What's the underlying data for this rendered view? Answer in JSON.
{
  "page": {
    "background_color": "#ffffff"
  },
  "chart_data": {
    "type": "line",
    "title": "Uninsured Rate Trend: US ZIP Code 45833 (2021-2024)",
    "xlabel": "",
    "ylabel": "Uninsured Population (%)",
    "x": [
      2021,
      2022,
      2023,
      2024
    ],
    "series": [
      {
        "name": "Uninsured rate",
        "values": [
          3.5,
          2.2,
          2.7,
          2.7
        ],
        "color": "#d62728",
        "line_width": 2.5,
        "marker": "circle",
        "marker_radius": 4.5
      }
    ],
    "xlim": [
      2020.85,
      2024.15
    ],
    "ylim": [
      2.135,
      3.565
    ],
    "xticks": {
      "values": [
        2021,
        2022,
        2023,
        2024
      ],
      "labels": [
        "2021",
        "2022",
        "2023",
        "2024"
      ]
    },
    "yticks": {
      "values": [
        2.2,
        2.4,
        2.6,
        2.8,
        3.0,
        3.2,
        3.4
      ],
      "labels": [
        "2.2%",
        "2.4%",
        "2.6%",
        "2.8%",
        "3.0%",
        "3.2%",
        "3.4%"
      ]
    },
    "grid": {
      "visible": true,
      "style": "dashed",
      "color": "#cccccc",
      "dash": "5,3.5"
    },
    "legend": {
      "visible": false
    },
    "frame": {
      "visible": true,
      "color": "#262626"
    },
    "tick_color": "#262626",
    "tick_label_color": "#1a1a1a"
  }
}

━━━━

» **What the task requires**:
Retype all the material above precisely, with no line left out.

» **Reply**:
What's the underlying data for this rendered view? Answer in JSON.
{
  "page": {
    "background_color": "#ffffff"
  },
  "chart_data": {
    "type": "line",
    "title": "Uninsured Rate Trend: US ZIP Code 45833 (2021-2024)",
    "xlabel": "",
    "ylabel": "Uninsured Population (%)",
    "x": [
      2021,
      2022,
      2023,
      2024
    ],
    "series": [
      {
        "name": "Uninsured rate",
        "values": [
          3.5,
          2.2,
          2.7,
          2.7
        ],
        "color": "#d62728",
        "line_width": 2.5,
        "marker": "circle",
        "marker_radius": 4.5
      }
    ],
    "xlim": [
      2020.85,
      2024.15
    ],
    "ylim": [
      2.135,
      3.565
    ],
    "xticks": {
      "values": [
        2021,
        2022,
        2023,
        2024
      ],
      "labels": [
        "2021",
        "2022",
        "2023",
        "2024"
      ]
    },
    "yticks": {
      "values": [
        2.2,
        2.4,
        2.6,
        2.8,
        3.0,
        3.2,
        3.4
      ],
      "labels": [
        "2.2%",
        "2.4%",
        "2.6%",
        "2.8%",
        "3.0%",
        "3.2%",
        "3.4%"
      ]
    },
    "grid": {
      "visible": true,
      "style": "dashed",
      "color": "#cccccc",
      "dash": "5,3.5"
    },
    "legend": {
      "visible": false
    },
    "frame": {
      "visible": true,
      "color": "#262626"
    },
    "tick_color": "#262626",
    "tick_label_color": "#1a1a1a"
  }
}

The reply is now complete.